TASK GOAL:
Find the lines holding the word "FileSearch" and collect them.

(Dataset records)
- - - - -

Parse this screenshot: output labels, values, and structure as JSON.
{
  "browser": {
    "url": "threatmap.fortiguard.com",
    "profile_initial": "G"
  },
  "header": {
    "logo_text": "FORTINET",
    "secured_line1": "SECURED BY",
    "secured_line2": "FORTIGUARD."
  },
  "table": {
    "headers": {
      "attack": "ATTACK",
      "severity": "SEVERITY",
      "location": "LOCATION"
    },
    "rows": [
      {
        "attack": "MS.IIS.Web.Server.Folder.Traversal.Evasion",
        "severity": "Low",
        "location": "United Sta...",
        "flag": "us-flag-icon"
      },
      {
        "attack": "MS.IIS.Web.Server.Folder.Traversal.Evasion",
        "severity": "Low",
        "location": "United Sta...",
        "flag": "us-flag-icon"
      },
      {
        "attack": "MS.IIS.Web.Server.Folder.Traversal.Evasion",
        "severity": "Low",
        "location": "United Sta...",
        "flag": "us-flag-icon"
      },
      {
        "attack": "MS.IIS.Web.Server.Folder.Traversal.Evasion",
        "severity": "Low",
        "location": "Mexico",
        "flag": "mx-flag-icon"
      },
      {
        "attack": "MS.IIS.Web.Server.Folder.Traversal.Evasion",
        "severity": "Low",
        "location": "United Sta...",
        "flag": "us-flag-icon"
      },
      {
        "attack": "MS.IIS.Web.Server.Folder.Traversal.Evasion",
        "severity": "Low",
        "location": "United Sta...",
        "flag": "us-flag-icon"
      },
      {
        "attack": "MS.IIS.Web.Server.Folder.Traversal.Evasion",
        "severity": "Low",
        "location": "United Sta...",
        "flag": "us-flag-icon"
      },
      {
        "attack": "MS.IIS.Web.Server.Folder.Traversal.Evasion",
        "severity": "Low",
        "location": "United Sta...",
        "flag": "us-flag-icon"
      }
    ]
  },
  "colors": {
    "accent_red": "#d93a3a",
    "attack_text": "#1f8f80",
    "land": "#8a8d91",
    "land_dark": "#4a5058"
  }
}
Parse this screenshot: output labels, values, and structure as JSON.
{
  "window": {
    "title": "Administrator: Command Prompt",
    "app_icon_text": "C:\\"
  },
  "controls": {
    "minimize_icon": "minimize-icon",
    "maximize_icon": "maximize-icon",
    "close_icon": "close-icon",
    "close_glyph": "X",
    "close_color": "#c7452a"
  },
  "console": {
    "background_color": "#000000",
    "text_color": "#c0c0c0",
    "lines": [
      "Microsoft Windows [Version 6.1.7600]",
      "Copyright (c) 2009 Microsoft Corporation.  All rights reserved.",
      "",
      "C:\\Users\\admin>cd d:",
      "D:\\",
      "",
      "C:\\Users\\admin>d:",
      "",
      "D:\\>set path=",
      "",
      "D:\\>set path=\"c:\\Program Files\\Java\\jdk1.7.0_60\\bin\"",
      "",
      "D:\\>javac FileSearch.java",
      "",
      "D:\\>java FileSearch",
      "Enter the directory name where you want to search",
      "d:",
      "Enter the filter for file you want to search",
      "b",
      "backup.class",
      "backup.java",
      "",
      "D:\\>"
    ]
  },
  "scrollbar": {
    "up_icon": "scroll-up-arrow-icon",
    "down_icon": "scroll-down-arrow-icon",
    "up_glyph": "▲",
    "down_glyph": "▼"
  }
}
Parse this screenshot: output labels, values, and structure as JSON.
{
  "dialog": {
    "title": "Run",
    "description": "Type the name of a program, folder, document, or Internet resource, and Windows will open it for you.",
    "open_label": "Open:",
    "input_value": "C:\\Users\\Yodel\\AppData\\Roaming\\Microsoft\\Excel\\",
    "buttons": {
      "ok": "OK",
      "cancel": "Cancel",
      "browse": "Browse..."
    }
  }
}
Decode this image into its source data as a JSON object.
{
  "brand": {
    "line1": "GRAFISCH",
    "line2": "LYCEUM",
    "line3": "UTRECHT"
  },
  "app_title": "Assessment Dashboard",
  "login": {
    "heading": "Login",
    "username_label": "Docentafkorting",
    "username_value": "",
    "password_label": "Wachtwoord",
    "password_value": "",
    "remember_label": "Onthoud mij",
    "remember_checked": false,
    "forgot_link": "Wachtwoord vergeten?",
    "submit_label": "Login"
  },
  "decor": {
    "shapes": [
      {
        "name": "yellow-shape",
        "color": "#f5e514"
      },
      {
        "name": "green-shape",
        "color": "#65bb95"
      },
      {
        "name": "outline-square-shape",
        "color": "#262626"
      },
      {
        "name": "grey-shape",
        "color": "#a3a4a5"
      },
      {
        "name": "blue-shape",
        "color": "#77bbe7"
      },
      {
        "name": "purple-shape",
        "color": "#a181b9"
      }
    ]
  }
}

- - - - -

EXPECTED OUTPUT:
      "D:\\>javac FileSearch.java",
      "D:\\>java FileSearch",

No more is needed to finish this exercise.